# [Task description]
In the passage below about wildfires in the western US, how large did Oregon's Bootleg Fire grow?
== Provided passage
Wildfires in the US west are creating hazy skies as far away as New York as the massive infernos spew smoke and ash into the air in columns up to six miles high.
Skies over New York City were hazy on Tuesday as strong winds blew smoke east from California, Oregon, Montana and other states.
Oregon’s Bootleg Fire grew to 606 square miles – half the size of Rhode Island.
Fires also grew on both sides of California’s Sierra Nevada.
In Alpine County, the so-called California Alps, the Tamarack Fire caused evacuations of several communities and grew to 61 square miles with no containment.
The Dixie Fire, near the site of 2018’s deadly Paradise Fire, was more than 90 square miles and threatened tiny communities in the Feather River Valley region.
The smoke on the US east coast was reminiscent of last autumn when multiple large fires burning in Oregon in the state’s worst fire season in recent memory choked the local skies with pea-soup smoke, and also affected air quality several thousand miles away.
David Lawrence, a meteorologist with the National Weather Service, said: “We’re seeing lots of fires producing a tremendous amount of smoke, and … by the time that smoke gets to the eastern portion of the country where it’s usually thinned out, there’s just so much smoke in the atmosphere from all these fires that it’s still pretty thick.
“Over the last two years we’ve seen this phenomenon.”
The Oregon fire has ravaged the southern part of the state and has been expanding by up to four miles a day, pushed by gusting winds and critically dry weather that has turned trees and undergrowth into a tinderbox.
Fire crews have had to retreat from the flames for 10 consecutive days as fireballs jump from treetop to treetop, trees explode, embers fly ahead of the fire to start new blazes and, in some cases, the inferno’s heat creates its own weather of shifting winds and dry lightning.
Monstrous clouds of smoke and ash have risen up to six miles into the sky and are visible for more than 100 air miles.
The fire in the Fremont-Winema National Forest merged with a smaller nearby blaze on Tuesday, and it has repeatedly breached a perimeter of treeless dirt and fire retardant meant to stop its advance.
====
== Extracted records
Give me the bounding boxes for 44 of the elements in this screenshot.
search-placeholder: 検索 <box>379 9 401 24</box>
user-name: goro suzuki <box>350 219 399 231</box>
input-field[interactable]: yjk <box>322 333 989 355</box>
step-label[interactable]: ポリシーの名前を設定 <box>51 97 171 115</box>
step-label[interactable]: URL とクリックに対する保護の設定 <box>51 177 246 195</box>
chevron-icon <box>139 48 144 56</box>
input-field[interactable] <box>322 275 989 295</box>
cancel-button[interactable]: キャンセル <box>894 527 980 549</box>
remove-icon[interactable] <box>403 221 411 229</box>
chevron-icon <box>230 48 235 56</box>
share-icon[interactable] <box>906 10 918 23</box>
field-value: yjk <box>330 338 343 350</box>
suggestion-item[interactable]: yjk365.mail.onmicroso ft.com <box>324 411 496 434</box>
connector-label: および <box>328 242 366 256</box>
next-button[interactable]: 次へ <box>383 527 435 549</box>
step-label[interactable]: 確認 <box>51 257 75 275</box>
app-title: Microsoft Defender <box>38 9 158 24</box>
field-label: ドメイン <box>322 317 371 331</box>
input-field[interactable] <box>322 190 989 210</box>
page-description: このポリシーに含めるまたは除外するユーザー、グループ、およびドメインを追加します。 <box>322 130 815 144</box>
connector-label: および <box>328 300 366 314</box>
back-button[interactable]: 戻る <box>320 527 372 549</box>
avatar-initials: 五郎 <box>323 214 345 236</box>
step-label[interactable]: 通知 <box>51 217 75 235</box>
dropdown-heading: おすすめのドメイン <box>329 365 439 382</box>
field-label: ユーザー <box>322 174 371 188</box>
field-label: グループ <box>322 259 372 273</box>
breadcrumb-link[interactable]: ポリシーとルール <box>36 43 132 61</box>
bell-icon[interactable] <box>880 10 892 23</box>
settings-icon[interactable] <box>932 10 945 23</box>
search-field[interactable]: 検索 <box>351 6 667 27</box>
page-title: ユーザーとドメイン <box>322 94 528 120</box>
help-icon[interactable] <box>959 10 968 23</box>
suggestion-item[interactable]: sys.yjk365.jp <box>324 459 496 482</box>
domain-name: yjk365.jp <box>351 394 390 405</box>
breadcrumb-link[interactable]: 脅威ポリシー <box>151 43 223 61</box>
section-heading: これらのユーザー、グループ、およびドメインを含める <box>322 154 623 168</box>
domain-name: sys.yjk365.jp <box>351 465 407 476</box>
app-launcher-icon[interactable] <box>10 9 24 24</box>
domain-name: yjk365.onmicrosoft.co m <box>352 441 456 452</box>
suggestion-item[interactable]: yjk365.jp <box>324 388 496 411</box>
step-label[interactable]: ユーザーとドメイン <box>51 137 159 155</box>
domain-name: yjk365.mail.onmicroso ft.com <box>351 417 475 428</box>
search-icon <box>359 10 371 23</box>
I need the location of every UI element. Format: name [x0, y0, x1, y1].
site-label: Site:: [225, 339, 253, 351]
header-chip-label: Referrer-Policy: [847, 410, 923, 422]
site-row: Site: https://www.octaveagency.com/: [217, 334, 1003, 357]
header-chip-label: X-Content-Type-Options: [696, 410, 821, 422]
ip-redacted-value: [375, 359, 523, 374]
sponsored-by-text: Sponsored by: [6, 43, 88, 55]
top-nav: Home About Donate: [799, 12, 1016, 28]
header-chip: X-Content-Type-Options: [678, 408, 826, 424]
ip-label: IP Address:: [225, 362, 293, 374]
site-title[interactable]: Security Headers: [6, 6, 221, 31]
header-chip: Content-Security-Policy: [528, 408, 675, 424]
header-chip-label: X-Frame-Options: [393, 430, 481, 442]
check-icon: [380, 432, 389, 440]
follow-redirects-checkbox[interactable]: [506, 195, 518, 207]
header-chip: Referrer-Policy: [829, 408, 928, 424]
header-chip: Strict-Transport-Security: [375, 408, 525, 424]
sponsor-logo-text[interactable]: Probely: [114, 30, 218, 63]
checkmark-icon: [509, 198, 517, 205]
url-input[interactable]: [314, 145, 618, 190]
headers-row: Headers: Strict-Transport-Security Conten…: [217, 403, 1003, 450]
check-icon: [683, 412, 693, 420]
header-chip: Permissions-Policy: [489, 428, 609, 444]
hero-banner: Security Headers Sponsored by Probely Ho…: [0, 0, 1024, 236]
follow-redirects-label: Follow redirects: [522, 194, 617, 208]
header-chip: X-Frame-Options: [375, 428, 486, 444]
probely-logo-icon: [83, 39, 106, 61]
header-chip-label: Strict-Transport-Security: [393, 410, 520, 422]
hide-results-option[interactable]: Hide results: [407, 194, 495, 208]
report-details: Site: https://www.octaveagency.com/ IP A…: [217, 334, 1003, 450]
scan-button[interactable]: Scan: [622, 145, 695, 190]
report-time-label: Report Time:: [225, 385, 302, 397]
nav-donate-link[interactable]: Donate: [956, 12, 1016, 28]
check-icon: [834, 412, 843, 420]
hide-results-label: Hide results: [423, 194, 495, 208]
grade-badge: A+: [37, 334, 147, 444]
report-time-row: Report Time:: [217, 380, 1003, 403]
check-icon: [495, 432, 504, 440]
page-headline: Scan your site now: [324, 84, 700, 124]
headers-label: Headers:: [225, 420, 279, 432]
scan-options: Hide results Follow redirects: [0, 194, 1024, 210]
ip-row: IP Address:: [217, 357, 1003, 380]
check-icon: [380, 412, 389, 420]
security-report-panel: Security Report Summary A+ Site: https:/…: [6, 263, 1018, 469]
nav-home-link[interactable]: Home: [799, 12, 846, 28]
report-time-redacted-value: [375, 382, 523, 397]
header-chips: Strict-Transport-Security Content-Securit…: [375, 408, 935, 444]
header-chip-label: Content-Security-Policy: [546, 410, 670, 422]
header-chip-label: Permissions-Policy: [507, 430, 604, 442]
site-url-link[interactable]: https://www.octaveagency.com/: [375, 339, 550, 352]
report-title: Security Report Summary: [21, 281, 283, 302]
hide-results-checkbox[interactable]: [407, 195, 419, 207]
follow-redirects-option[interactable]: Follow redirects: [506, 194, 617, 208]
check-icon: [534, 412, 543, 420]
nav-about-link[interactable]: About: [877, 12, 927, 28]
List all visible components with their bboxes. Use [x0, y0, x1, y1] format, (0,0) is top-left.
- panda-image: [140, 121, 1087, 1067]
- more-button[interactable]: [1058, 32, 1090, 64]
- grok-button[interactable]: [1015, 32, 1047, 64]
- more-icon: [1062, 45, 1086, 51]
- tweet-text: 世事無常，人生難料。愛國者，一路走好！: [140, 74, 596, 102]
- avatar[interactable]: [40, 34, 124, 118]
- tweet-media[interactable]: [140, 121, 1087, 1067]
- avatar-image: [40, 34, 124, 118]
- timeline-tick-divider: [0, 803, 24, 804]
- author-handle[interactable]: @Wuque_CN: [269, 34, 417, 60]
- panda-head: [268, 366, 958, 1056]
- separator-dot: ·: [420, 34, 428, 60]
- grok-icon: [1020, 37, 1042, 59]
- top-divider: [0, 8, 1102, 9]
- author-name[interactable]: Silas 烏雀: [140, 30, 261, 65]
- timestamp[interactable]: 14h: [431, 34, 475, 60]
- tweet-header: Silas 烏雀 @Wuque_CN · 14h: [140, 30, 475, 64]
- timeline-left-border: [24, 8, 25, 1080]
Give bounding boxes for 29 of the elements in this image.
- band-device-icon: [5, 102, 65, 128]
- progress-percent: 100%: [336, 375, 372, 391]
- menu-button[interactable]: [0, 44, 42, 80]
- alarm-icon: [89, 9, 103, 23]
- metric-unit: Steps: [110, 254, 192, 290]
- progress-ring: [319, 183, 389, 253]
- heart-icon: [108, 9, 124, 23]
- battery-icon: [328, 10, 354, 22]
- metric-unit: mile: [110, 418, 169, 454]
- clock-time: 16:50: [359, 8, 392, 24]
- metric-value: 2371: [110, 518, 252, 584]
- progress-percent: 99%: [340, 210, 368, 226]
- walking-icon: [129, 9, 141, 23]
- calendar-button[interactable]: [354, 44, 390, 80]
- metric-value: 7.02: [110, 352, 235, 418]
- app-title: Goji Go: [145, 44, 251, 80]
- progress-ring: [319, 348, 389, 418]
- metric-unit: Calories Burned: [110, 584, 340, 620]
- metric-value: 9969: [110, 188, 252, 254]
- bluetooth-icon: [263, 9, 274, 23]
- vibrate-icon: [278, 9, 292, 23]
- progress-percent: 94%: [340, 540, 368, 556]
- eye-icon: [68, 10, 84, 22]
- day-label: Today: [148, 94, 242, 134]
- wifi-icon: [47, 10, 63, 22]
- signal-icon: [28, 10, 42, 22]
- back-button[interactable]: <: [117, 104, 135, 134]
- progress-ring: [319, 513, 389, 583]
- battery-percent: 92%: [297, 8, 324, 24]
====
# [Result]
It grew to 606 square miles, half the size of Rhode Island.